Search the records for "被执行人". Copy every line where it appears.

(Recorded data)
--- Begin ---

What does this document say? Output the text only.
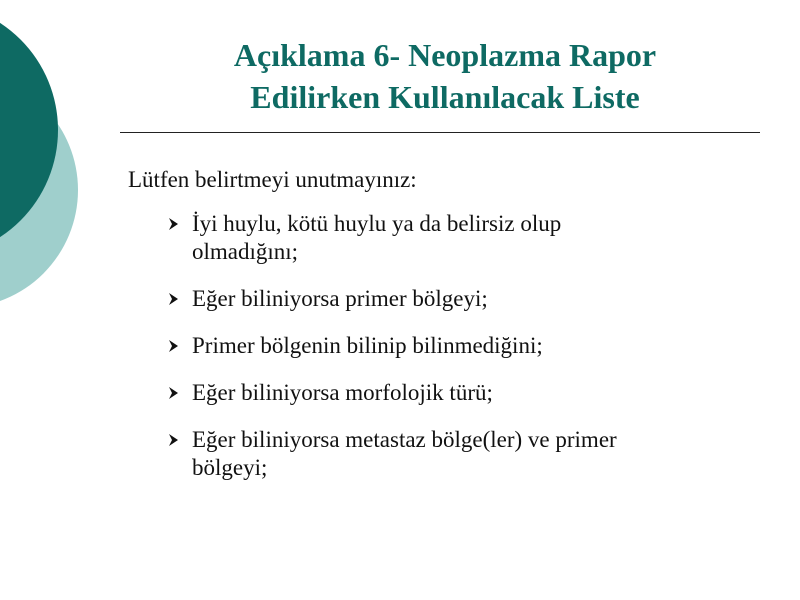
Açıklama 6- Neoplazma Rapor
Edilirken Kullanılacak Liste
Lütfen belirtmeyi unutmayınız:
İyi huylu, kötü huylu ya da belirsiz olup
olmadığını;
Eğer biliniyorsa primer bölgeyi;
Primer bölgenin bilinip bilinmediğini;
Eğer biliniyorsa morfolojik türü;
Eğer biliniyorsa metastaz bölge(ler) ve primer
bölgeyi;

--- End ---
--- Begin ---

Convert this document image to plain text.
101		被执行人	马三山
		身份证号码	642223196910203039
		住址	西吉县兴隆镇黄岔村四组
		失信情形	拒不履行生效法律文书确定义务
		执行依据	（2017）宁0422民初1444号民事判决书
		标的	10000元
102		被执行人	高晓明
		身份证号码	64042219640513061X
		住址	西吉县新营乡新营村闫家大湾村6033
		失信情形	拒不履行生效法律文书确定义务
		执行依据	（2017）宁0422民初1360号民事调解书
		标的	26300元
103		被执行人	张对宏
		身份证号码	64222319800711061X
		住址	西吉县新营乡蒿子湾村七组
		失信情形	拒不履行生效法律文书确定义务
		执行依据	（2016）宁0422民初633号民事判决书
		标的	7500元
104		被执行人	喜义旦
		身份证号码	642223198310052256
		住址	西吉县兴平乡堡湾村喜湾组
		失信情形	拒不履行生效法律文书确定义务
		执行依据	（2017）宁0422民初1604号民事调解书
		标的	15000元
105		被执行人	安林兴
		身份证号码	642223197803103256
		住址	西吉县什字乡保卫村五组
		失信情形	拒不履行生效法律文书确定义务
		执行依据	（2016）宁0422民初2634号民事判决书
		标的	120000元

--- End ---

REPLY:
101		被执行人	马三山
102		被执行人	高晓明
103		被执行人	张对宏
104		被执行人	喜义旦
105		被执行人	安林兴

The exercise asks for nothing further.